Data for processing —
--- START ---
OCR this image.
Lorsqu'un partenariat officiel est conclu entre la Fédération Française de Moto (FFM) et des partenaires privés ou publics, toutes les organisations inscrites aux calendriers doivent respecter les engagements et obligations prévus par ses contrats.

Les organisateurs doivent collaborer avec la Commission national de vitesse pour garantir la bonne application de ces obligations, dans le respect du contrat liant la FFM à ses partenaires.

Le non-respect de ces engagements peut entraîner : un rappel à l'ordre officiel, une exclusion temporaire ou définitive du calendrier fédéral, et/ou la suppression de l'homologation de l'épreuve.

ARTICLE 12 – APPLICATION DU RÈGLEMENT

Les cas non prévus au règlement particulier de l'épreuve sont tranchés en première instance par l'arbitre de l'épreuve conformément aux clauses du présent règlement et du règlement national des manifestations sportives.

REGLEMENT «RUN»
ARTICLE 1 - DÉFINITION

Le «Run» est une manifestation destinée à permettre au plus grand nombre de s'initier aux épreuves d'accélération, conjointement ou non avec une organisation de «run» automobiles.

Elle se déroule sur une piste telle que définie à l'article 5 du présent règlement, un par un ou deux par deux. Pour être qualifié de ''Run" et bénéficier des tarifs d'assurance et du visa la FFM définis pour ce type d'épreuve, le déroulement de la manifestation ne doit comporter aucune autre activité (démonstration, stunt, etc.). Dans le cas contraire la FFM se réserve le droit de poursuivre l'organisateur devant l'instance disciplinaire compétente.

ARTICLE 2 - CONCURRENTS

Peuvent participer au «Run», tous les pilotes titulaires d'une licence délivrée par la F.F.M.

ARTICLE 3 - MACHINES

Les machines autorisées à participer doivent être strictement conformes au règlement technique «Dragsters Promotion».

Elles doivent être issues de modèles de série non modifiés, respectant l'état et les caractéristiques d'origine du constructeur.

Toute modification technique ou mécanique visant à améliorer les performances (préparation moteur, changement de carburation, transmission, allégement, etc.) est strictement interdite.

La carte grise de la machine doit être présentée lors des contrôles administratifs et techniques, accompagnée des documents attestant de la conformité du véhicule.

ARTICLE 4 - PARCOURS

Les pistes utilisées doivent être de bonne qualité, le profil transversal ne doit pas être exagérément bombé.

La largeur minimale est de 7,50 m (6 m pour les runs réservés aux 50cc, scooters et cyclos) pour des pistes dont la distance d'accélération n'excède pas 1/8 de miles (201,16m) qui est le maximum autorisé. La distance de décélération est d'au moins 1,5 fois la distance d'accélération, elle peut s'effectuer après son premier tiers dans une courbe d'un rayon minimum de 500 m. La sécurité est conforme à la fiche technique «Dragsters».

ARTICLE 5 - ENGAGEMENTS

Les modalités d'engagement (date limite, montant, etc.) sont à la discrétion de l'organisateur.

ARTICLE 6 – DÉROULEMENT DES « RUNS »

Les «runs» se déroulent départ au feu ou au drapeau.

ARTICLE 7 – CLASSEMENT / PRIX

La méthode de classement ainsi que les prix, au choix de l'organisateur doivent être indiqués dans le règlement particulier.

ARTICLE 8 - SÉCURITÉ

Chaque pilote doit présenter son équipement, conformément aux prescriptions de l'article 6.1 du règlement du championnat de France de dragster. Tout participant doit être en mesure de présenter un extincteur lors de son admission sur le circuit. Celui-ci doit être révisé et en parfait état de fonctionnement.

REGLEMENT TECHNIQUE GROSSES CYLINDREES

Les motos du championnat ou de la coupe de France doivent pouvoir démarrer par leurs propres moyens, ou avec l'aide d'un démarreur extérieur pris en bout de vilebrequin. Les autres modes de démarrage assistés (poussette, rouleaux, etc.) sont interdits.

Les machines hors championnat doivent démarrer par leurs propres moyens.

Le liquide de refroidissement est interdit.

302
--- END ---
From the listing above, copy all lines holding the word "participer".

In response —
Peuvent participer au «Run», tous les pilotes titulaires d'une licence délivrée par la F.F.M.
Les machines autorisées à participer doivent être strictement conformes au règlement technique «Dragsters Promotion».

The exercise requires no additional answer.